--- START OF Exercise material ---

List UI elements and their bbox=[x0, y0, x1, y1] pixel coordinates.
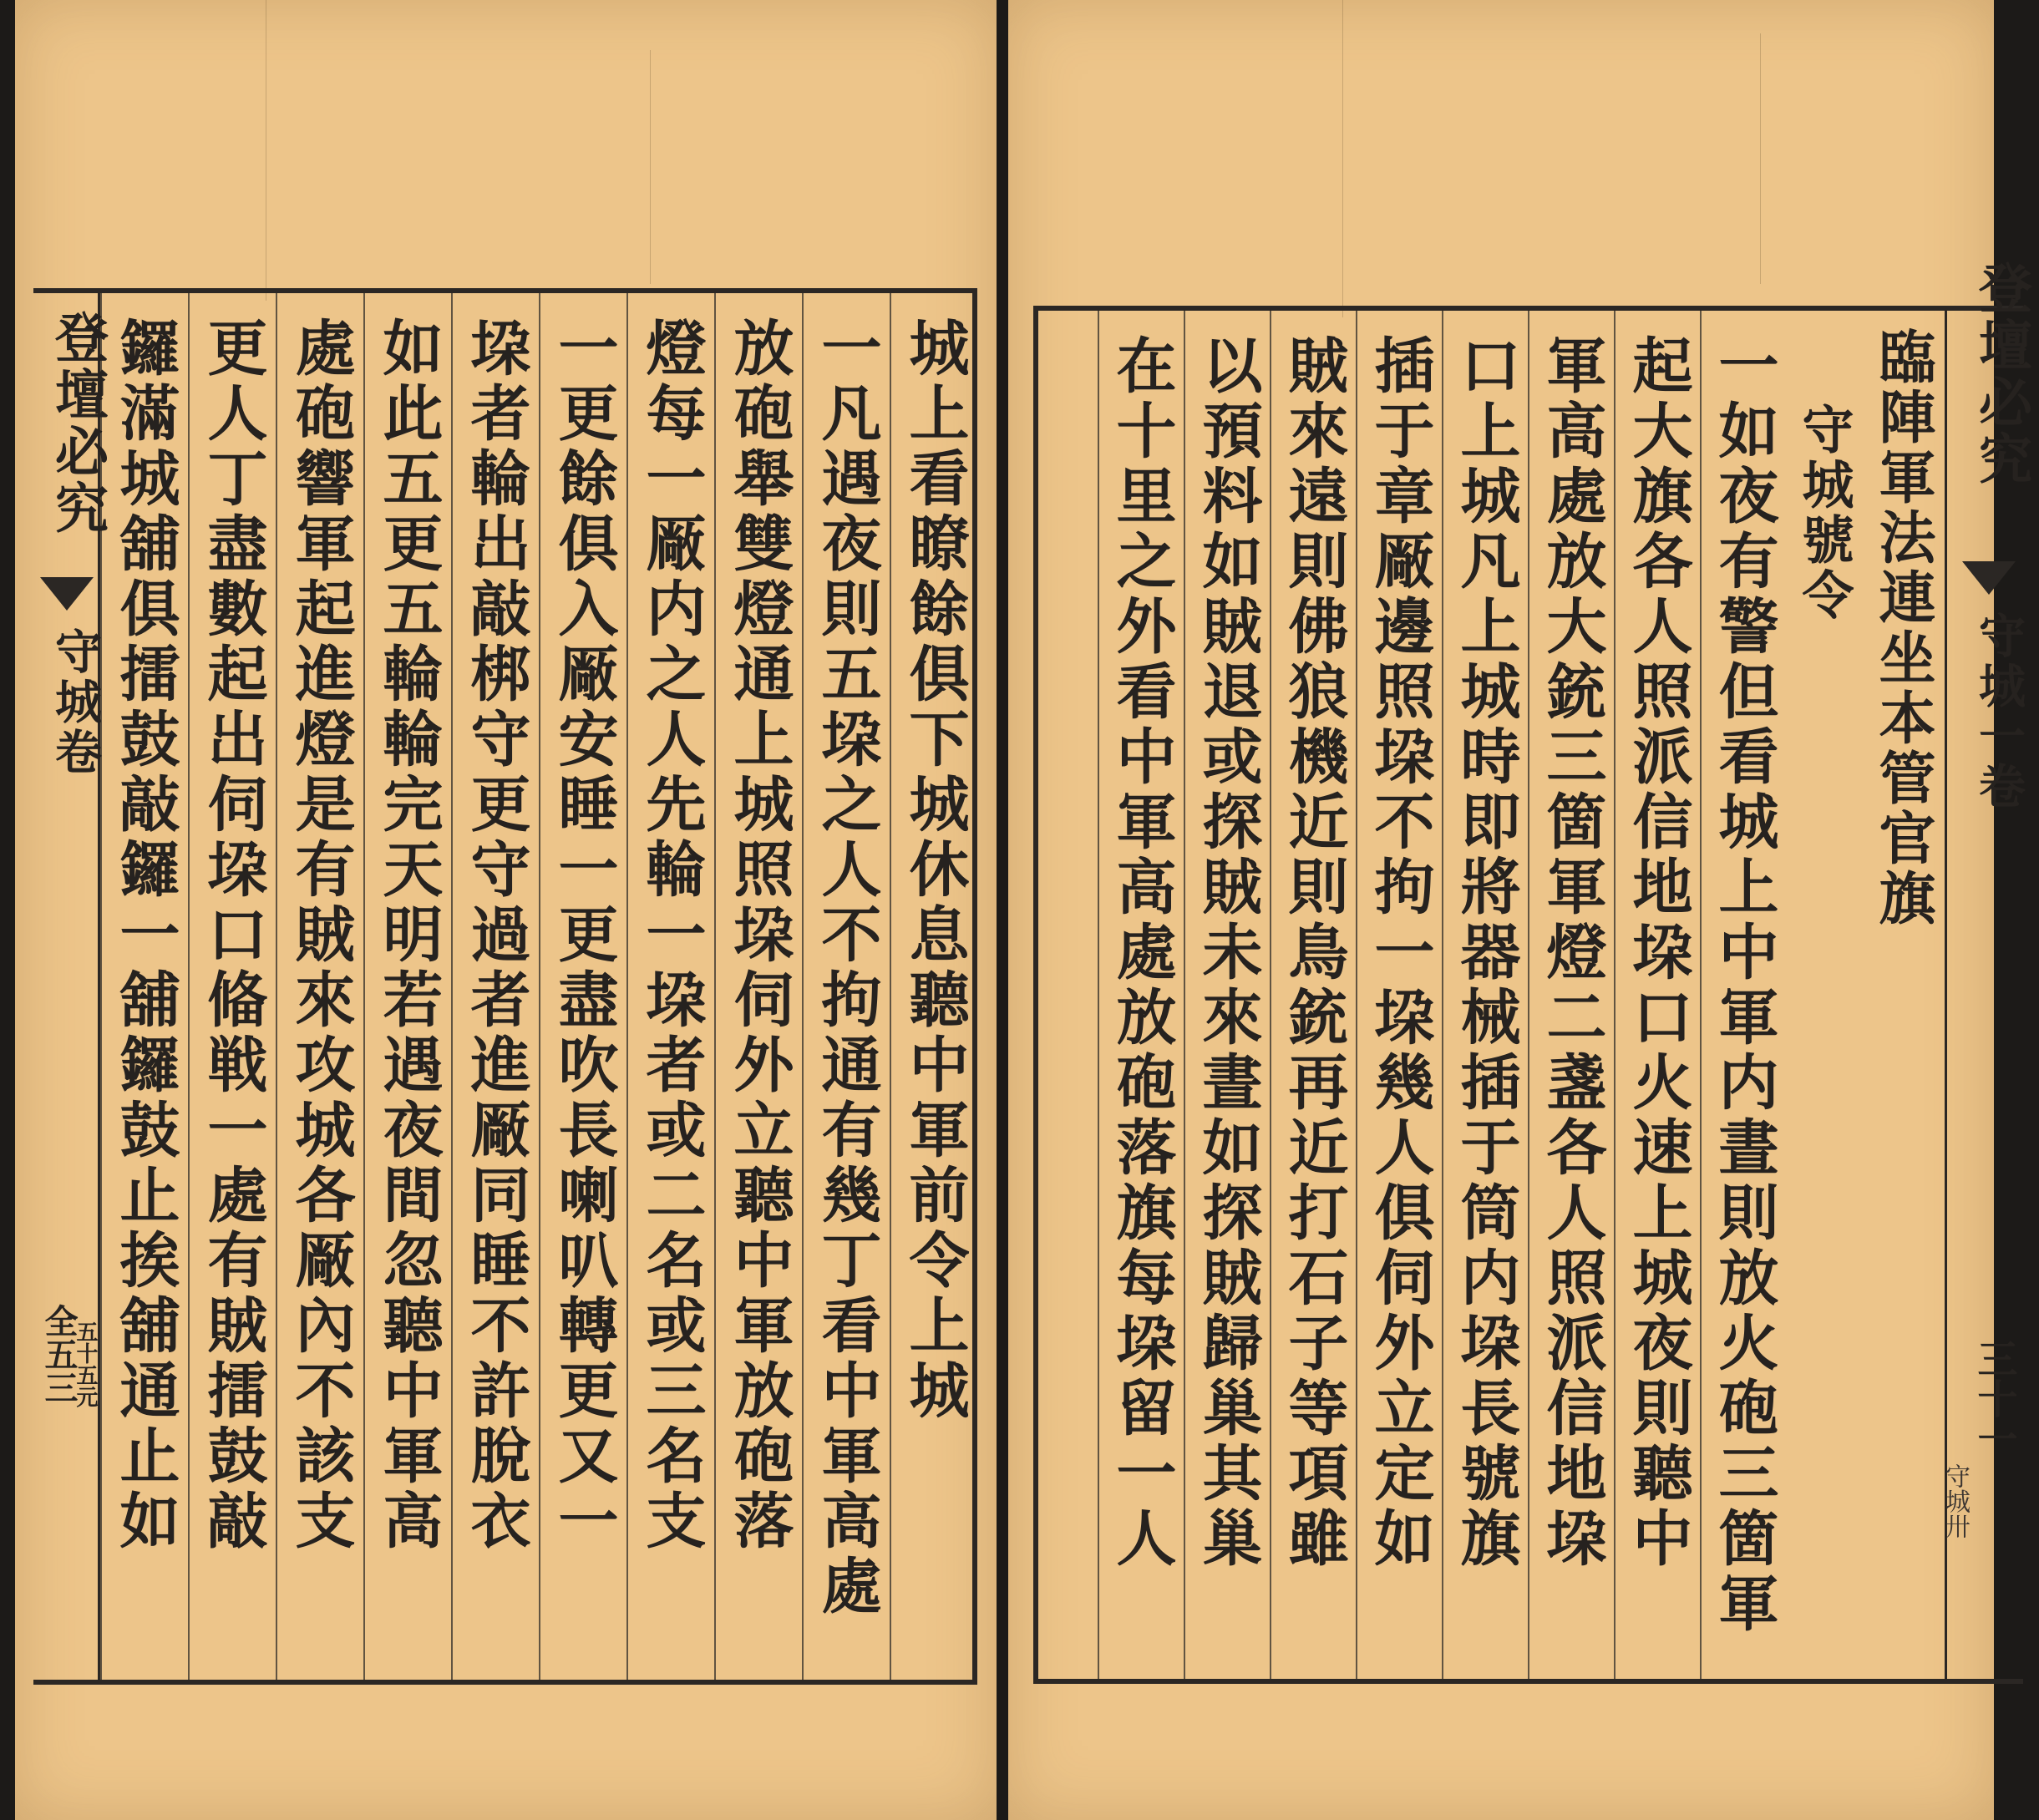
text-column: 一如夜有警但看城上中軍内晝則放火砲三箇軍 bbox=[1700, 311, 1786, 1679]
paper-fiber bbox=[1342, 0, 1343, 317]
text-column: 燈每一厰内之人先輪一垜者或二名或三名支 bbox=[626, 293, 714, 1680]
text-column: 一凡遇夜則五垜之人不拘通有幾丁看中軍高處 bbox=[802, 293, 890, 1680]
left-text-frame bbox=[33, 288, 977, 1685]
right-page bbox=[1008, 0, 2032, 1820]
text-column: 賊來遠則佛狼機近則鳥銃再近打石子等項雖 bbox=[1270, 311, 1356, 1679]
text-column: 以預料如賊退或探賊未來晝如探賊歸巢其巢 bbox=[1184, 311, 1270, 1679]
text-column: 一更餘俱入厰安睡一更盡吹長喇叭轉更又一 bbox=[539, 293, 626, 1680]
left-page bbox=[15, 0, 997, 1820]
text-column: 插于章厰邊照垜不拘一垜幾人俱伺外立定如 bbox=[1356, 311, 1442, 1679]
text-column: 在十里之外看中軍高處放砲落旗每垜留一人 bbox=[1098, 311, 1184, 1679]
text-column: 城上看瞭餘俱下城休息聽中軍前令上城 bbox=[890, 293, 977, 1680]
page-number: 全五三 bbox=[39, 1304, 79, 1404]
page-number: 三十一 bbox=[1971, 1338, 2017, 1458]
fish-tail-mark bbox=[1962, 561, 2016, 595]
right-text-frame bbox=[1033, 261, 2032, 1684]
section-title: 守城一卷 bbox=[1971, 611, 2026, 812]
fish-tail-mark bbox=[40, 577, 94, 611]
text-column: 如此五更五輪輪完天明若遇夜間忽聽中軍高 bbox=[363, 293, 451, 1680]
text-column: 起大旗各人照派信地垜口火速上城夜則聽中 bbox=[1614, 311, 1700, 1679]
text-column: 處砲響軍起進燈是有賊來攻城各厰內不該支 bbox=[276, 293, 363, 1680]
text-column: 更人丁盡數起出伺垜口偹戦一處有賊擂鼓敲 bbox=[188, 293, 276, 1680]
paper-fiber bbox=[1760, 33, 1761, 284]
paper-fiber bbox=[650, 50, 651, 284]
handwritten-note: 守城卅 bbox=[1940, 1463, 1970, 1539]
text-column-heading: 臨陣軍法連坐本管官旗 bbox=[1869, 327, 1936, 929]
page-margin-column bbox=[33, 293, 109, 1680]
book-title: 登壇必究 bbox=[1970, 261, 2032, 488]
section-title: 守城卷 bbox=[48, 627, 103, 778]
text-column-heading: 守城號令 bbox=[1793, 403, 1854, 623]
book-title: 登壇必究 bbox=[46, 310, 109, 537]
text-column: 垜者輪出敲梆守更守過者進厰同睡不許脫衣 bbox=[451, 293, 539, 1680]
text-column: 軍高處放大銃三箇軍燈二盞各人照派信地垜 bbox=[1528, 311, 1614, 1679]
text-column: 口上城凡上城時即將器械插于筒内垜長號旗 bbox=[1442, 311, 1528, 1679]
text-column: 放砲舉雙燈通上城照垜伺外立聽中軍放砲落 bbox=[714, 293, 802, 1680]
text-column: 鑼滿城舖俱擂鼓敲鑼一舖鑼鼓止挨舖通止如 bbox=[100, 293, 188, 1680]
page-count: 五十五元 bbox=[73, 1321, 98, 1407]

--- END OF Exercise material ---

■ Work to complete
Copy the lines of the data verbatim, starting at the line containing "text-column: 一如夜有警但看城上中軍内晝則放火砲三箇軍 bbox=[1700, 311, 1786, 1679]" and ending at the line containing "right-page bbox=[1008, 0, 2032, 1820]", with both of those lines included.

■ Expected output
text-column: 一如夜有警但看城上中軍内晝則放火砲三箇軍 bbox=[1700, 311, 1786, 1679]
paper-fiber bbox=[1342, 0, 1343, 317]
text-column: 燈每一厰内之人先輪一垜者或二名或三名支 bbox=[626, 293, 714, 1680]
text-column: 一凡遇夜則五垜之人不拘通有幾丁看中軍高處 bbox=[802, 293, 890, 1680]
left-text-frame bbox=[33, 288, 977, 1685]
right-page bbox=[1008, 0, 2032, 1820]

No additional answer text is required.